§ What you should do
Where the data below has the string "title", return the whole line.

§ Available data
************

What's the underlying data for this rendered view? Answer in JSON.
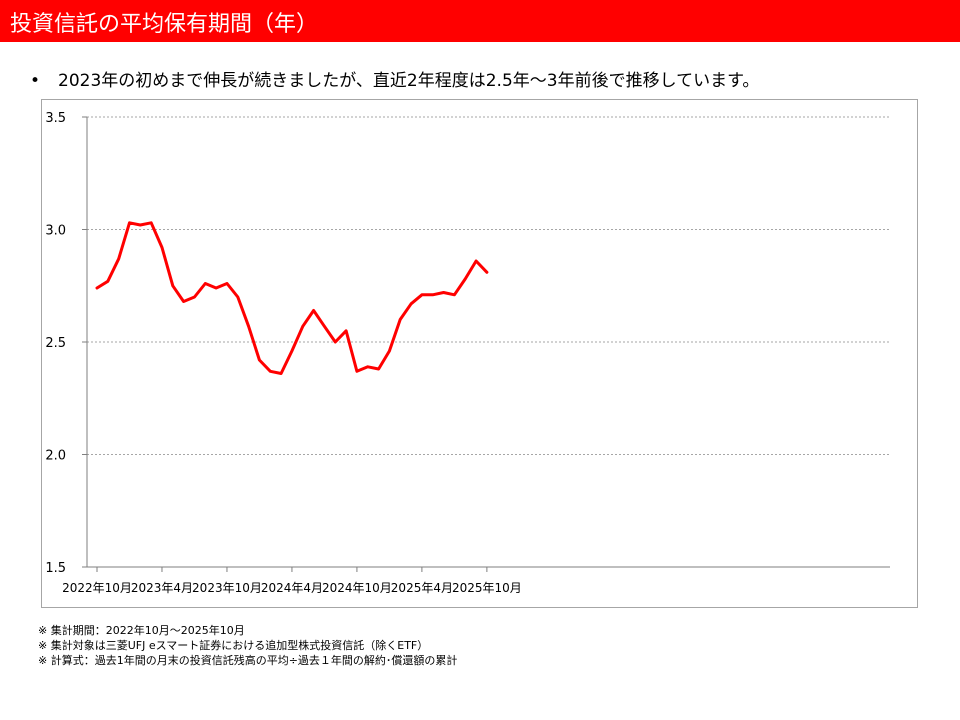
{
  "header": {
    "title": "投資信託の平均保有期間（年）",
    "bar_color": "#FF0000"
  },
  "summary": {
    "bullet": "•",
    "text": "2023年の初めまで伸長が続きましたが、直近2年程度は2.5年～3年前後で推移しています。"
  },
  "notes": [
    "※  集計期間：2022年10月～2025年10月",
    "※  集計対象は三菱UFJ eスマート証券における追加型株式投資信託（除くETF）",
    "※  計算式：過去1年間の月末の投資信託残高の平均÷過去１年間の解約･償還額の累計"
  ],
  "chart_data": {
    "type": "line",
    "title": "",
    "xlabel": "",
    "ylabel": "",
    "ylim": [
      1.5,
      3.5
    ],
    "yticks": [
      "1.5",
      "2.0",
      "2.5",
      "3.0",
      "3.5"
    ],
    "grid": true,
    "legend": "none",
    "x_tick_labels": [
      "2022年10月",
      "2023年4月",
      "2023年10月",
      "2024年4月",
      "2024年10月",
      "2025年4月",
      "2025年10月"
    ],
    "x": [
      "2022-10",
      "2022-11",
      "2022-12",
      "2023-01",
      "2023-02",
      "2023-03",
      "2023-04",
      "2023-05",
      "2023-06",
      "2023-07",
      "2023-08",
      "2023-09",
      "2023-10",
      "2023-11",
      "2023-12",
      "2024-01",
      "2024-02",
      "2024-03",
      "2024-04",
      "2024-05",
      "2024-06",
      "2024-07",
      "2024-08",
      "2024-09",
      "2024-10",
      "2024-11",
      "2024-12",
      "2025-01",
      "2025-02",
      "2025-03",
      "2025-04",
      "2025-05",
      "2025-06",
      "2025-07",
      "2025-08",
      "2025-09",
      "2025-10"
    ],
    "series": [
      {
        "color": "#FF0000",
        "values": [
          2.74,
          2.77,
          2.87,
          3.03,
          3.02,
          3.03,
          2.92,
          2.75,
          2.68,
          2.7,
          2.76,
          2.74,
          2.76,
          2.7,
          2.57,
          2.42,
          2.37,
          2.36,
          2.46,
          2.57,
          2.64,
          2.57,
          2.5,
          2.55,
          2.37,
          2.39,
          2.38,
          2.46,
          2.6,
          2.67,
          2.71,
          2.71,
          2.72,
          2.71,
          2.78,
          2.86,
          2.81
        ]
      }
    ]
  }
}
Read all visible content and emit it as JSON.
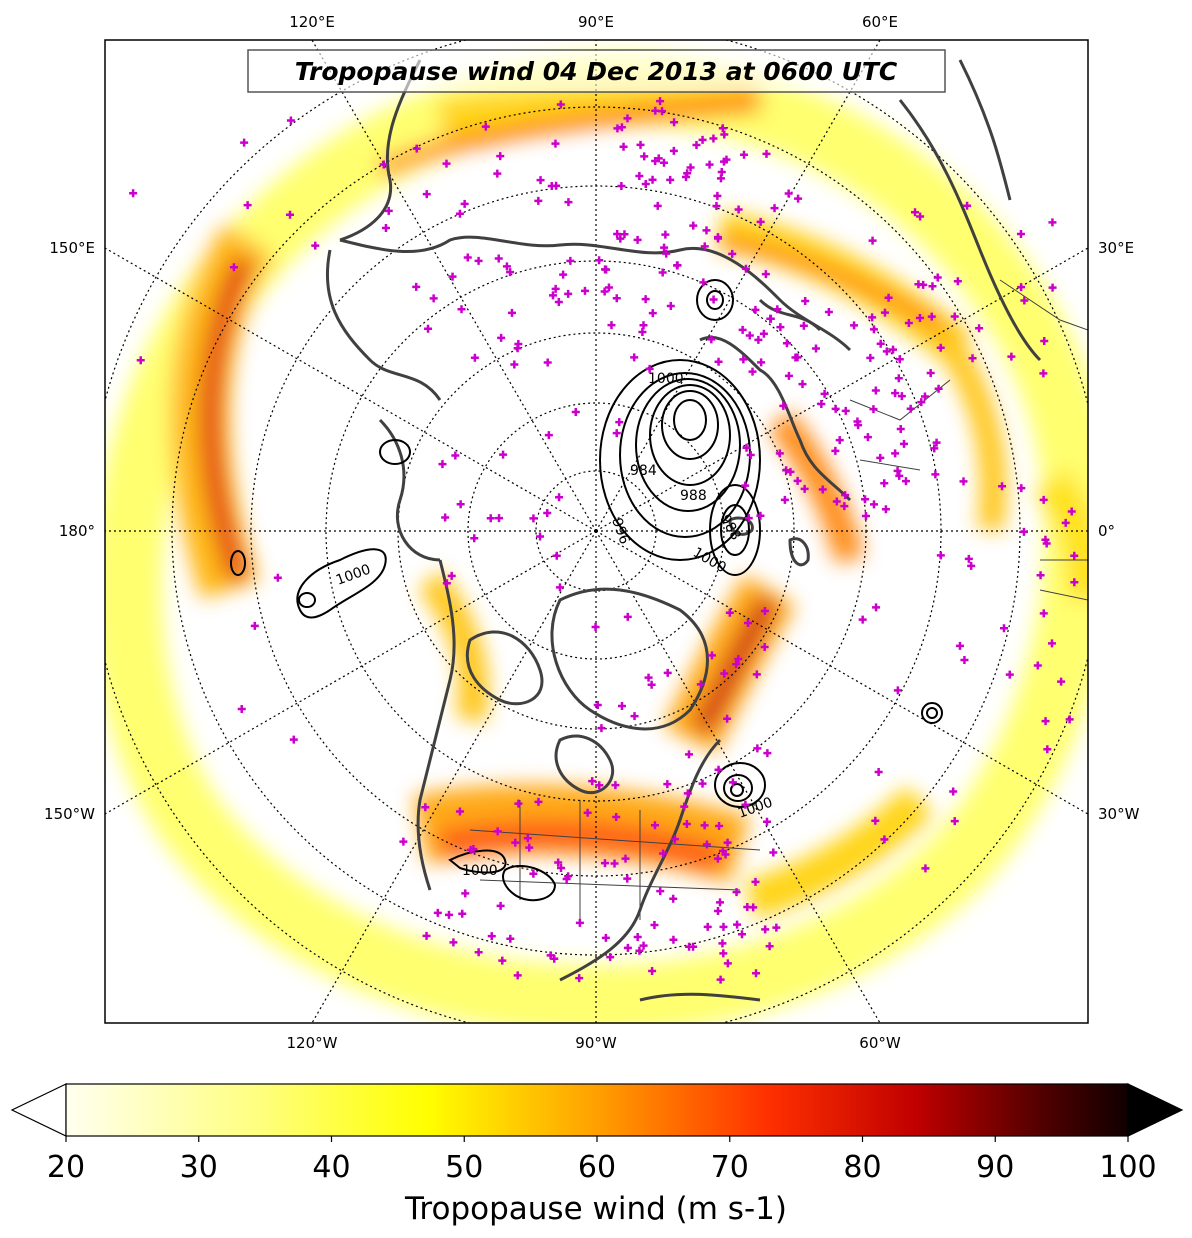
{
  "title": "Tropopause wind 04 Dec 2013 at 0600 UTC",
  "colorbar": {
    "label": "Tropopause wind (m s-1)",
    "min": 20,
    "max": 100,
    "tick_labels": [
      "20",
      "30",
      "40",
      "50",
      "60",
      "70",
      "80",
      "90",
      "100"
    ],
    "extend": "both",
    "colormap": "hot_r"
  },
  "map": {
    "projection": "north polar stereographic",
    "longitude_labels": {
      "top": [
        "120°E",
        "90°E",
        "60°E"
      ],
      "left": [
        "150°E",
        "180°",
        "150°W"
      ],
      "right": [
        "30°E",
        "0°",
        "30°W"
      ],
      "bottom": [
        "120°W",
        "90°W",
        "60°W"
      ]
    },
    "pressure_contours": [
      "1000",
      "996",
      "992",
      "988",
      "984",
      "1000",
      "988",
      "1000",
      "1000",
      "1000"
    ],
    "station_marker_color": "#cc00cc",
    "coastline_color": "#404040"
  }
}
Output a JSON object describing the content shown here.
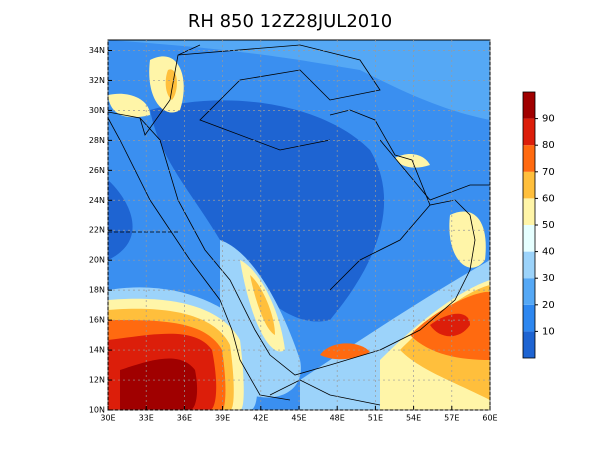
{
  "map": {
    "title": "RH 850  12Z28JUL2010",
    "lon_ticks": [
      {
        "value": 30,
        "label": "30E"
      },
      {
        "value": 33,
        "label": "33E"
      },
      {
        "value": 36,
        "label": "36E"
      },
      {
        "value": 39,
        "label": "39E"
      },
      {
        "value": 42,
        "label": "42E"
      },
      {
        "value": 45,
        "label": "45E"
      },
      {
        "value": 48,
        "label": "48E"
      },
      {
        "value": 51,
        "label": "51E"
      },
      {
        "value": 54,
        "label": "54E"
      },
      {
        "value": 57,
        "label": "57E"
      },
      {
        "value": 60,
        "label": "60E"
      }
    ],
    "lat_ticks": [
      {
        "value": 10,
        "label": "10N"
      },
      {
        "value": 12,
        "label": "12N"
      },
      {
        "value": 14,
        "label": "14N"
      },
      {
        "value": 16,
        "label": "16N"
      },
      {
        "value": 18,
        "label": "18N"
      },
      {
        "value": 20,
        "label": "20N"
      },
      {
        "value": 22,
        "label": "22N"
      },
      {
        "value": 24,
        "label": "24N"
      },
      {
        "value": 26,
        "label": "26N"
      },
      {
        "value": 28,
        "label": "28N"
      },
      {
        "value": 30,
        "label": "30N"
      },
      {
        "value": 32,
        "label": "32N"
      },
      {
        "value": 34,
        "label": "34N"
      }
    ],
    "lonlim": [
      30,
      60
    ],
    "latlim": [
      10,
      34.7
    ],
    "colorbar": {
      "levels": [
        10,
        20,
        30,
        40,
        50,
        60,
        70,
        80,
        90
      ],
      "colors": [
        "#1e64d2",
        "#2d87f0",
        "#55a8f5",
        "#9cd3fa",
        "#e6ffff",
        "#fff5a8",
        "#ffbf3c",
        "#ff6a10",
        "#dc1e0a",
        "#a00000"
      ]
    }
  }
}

************

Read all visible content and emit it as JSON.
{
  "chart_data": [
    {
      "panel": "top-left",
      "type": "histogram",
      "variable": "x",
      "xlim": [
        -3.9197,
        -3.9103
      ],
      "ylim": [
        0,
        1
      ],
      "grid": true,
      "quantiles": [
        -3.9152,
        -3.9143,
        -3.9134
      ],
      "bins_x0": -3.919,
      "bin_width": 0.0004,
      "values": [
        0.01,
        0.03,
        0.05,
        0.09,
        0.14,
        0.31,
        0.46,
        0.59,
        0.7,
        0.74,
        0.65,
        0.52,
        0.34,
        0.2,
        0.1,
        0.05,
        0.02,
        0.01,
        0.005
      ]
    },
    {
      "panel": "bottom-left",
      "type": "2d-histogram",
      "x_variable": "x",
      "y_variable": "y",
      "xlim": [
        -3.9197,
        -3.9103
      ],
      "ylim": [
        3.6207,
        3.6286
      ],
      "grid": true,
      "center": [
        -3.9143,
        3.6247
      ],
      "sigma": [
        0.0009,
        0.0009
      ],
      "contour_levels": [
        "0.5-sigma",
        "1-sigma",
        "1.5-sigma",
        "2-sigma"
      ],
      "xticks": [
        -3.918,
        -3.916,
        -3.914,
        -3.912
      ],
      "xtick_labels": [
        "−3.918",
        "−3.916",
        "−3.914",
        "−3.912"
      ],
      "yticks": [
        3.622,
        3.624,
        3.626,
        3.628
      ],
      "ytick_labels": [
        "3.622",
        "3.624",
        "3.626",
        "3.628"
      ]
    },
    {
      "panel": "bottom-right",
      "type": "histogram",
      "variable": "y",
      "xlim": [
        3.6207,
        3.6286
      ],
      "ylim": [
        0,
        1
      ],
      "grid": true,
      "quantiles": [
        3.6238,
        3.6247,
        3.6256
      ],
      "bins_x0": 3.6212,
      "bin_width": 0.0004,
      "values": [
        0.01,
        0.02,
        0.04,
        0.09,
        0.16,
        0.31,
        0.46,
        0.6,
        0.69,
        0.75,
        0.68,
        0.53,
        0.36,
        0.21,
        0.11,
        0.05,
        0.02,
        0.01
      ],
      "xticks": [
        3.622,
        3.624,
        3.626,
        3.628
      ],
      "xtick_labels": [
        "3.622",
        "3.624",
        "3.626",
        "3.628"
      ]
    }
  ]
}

************

§ Answer to the exercise
    "title": "投資信託の平均保有期間（年）",
    "title": "",
  "title": "Tropopause wind 04 Dec 2013 at 0600 UTC",
    "title": "RH 850  12Z28JUL2010",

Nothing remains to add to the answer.